Count the lines in the records below that contain the word "wieder", and give only that number.

-----

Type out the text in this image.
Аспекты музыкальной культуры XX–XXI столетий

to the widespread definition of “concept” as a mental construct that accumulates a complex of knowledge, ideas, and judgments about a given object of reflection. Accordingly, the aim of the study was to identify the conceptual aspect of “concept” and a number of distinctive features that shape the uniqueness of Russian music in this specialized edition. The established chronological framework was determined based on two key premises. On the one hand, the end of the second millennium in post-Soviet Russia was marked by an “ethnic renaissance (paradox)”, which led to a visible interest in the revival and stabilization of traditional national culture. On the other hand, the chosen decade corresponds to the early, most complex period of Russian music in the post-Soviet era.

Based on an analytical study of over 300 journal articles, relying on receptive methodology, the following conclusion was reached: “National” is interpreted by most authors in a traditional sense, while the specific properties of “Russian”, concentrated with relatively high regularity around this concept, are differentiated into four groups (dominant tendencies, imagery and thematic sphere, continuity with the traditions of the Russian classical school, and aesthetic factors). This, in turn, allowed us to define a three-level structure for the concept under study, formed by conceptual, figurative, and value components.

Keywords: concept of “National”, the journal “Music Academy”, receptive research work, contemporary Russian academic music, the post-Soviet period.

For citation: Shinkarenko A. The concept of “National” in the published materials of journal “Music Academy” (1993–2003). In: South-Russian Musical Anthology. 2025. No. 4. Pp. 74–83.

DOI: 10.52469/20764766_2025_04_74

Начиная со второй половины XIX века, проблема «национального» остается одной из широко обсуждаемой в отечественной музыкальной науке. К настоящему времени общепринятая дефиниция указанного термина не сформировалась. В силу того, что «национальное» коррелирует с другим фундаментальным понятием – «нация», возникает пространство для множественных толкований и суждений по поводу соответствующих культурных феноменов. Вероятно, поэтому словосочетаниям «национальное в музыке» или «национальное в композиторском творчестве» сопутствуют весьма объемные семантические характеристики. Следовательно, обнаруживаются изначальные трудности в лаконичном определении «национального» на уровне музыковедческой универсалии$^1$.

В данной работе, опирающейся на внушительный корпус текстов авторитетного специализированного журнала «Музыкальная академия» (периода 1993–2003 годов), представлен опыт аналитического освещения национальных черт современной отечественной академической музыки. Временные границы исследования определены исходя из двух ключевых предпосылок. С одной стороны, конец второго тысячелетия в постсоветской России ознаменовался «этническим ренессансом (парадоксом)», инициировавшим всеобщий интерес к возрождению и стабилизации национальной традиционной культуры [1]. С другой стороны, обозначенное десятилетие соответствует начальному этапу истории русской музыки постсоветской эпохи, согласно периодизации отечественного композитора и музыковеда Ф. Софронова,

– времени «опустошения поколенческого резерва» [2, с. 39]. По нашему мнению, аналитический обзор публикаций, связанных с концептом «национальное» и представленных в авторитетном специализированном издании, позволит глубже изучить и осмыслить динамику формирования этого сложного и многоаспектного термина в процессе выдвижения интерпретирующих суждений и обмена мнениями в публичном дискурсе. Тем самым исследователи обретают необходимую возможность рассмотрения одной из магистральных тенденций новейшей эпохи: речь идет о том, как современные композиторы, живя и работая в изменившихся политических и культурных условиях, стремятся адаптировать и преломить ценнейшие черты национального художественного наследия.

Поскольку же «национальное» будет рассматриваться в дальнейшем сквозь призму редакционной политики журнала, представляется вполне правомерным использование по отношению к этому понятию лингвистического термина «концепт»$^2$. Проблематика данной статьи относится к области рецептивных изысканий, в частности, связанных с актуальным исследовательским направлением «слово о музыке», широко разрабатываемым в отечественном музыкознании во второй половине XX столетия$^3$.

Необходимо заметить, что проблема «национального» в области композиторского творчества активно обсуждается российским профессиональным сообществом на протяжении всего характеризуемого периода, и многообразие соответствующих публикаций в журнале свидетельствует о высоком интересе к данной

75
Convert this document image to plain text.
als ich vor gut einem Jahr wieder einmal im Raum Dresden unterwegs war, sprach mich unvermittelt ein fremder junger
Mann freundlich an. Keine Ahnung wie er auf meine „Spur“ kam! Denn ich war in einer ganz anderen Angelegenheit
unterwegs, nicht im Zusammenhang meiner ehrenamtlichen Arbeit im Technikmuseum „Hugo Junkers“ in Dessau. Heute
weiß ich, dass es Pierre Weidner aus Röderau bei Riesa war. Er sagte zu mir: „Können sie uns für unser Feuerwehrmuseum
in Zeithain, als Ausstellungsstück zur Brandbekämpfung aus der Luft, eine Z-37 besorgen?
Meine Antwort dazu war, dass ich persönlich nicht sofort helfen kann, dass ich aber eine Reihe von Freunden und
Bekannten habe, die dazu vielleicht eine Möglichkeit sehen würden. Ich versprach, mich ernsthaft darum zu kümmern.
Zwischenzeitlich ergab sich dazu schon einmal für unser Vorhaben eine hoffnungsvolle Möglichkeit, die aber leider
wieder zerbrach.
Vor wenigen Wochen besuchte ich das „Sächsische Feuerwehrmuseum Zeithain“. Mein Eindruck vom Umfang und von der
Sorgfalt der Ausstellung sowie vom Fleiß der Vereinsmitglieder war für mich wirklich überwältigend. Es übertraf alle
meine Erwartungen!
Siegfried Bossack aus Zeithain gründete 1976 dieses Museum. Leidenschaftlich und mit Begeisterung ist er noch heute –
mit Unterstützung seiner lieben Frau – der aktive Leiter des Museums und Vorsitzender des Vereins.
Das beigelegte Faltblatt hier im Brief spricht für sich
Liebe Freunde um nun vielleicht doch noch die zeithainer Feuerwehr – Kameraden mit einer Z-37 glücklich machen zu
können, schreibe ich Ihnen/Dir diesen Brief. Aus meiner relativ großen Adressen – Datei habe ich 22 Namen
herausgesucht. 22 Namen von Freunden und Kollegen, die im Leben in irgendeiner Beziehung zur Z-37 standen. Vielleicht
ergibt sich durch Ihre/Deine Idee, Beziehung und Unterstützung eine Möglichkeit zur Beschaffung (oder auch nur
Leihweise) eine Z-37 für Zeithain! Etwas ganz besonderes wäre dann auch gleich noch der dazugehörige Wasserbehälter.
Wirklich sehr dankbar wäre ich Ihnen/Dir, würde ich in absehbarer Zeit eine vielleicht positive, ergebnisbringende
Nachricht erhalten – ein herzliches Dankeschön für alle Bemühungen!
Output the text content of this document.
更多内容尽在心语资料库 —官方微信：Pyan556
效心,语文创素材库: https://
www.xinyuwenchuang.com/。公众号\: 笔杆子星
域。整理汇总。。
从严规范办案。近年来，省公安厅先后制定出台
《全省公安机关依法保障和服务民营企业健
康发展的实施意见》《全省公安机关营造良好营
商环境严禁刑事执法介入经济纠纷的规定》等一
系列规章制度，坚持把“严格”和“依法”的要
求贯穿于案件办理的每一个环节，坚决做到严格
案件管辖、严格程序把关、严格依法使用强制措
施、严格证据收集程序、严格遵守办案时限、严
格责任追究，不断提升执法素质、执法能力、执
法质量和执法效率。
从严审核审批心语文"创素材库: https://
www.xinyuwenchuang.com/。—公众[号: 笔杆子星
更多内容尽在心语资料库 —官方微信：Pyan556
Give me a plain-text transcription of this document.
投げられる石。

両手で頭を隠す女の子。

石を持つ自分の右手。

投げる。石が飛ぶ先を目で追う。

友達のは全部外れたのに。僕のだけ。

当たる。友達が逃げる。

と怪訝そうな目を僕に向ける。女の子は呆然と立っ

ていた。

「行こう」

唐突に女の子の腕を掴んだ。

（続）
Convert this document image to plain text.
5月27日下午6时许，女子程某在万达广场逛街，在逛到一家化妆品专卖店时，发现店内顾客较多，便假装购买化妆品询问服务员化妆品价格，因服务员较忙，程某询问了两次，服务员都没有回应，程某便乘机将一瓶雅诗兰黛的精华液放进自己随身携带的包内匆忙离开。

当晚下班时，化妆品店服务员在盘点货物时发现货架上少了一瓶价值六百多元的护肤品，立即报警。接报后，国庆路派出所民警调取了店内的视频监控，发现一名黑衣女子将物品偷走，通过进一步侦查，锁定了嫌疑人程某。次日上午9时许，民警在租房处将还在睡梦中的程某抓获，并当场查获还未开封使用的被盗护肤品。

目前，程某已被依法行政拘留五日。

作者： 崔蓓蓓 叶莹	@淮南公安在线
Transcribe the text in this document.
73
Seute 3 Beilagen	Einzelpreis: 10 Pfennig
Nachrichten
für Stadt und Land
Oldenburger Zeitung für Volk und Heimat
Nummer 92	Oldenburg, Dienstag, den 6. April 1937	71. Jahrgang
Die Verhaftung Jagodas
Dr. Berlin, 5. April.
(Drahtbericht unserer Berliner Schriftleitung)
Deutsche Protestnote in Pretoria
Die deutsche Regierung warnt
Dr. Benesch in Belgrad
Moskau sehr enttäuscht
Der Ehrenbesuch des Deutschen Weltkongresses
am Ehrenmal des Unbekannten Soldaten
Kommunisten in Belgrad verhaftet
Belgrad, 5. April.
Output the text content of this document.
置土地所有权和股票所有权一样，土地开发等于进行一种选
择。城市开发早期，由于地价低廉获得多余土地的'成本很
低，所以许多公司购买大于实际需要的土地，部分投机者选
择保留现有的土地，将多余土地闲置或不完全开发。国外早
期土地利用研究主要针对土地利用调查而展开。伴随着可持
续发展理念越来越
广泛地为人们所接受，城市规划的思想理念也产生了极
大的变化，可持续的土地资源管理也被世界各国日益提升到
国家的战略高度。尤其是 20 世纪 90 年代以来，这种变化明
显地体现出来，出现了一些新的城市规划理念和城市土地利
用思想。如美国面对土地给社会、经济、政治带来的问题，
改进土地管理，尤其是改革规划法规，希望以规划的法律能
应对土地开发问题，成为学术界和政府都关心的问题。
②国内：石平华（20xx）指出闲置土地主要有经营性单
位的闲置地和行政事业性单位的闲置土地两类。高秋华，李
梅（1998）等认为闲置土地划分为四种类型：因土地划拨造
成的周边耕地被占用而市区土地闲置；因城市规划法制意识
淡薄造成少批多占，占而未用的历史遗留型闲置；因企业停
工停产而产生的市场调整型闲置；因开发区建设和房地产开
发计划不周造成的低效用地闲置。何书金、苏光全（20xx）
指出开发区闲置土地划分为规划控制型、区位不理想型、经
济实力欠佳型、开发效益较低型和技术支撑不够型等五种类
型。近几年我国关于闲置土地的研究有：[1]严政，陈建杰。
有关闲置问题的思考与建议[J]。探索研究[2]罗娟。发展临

-----

Answer for this exercise: 2